Objective — Locate the lines of the listing below that hold "color", then copy each of them.
--- begin Task inputs ---
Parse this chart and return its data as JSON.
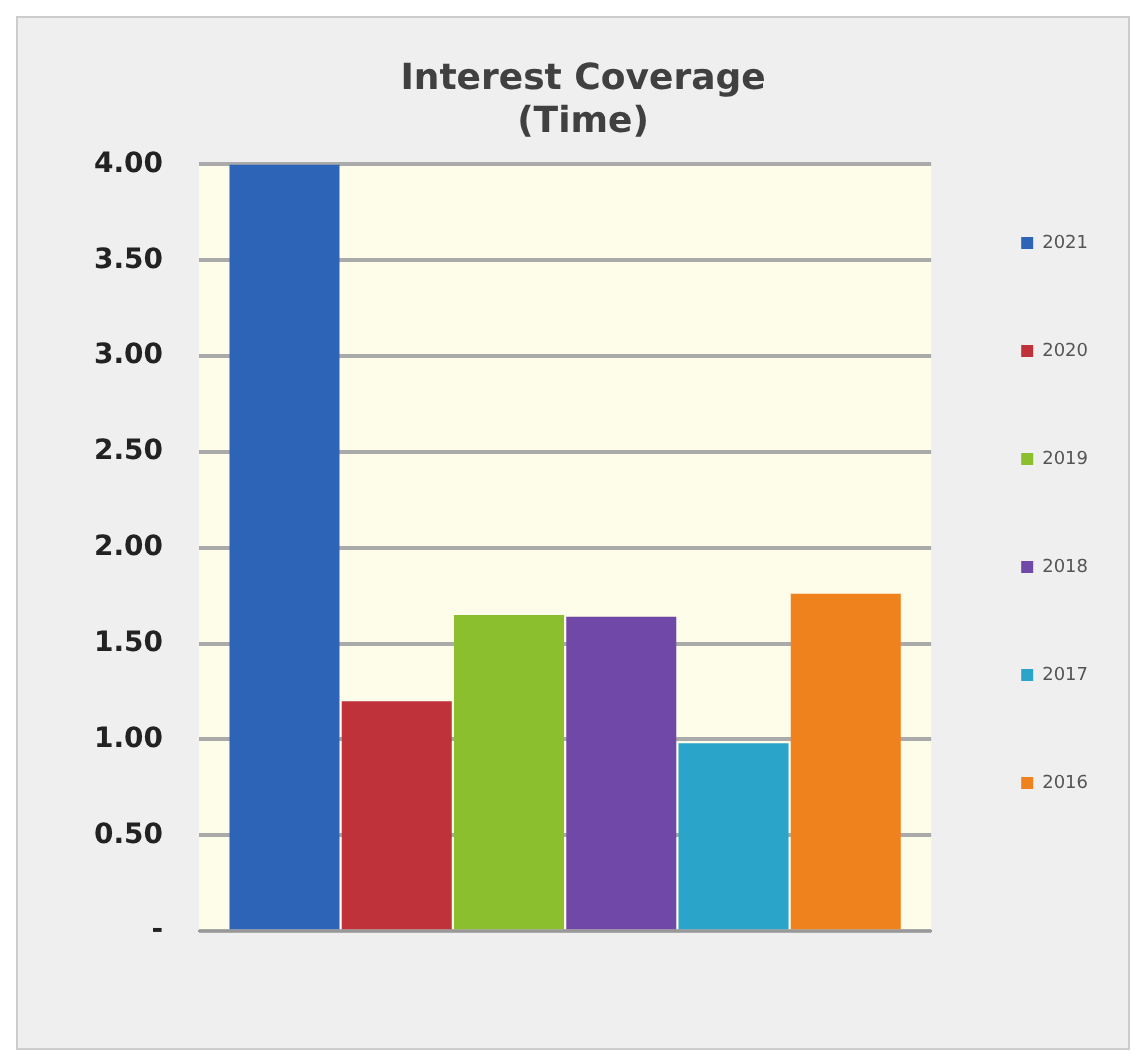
{
  "chart_data": {
    "type": "bar",
    "title": "Interest Coverage\n(Time)",
    "categories": [
      null
    ],
    "series": [
      {
        "name": "2021",
        "color": "#2e64b8",
        "values": [
          4.0
        ]
      },
      {
        "name": "2020",
        "color": "#c0323a",
        "values": [
          1.2
        ]
      },
      {
        "name": "2019",
        "color": "#8cbf2e",
        "values": [
          1.65
        ]
      },
      {
        "name": "2018",
        "color": "#7048a8",
        "values": [
          1.64
        ]
      },
      {
        "name": "2017",
        "color": "#2aa4c8",
        "values": [
          0.98
        ]
      },
      {
        "name": "2016",
        "color": "#f0821e",
        "values": [
          1.76
        ]
      }
    ],
    "ylim": [
      0,
      4
    ],
    "yticks": [
      {
        "value": 0,
        "label": "-"
      },
      {
        "value": 0.5,
        "label": "0.50"
      },
      {
        "value": 1,
        "label": "1.00"
      },
      {
        "value": 1.5,
        "label": "1.50"
      },
      {
        "value": 2,
        "label": "2.00"
      },
      {
        "value": 2.5,
        "label": "2.50"
      },
      {
        "value": 3,
        "label": "3.00"
      },
      {
        "value": 3.5,
        "label": "3.50"
      },
      {
        "value": 4,
        "label": "4.00"
      }
    ],
    "grid": "y",
    "legend": "right"
  }
}
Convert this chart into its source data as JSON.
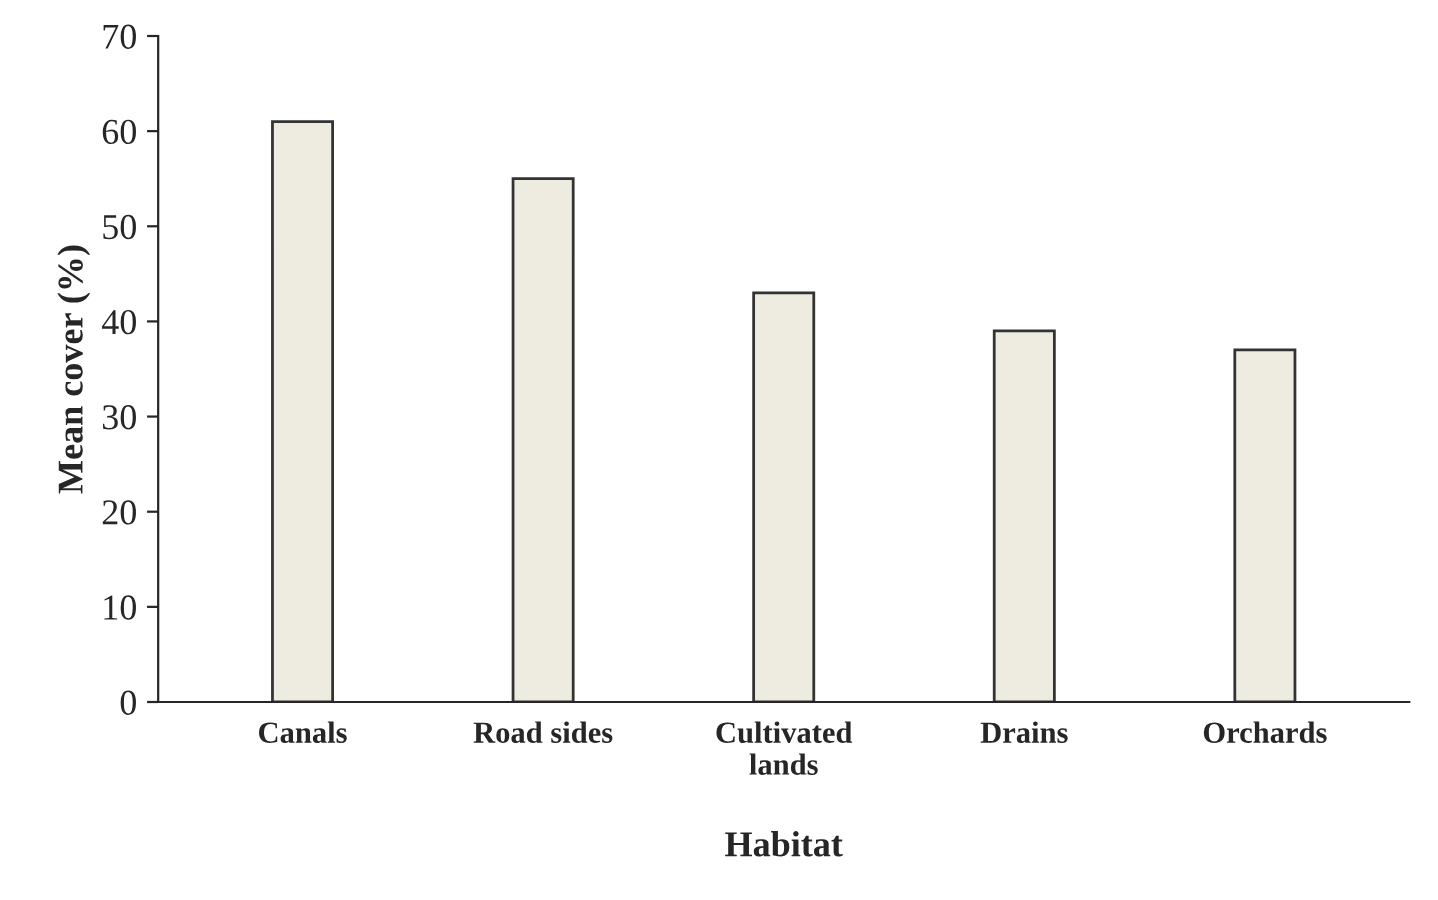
--- end Task inputs ---
Response for this exercise —
        "color": "#2e64b8",
        "color": "#c0323a",
        "color": "#8cbf2e",
        "color": "#7048a8",
        "color": "#2aa4c8",
        "color": "#f0821e",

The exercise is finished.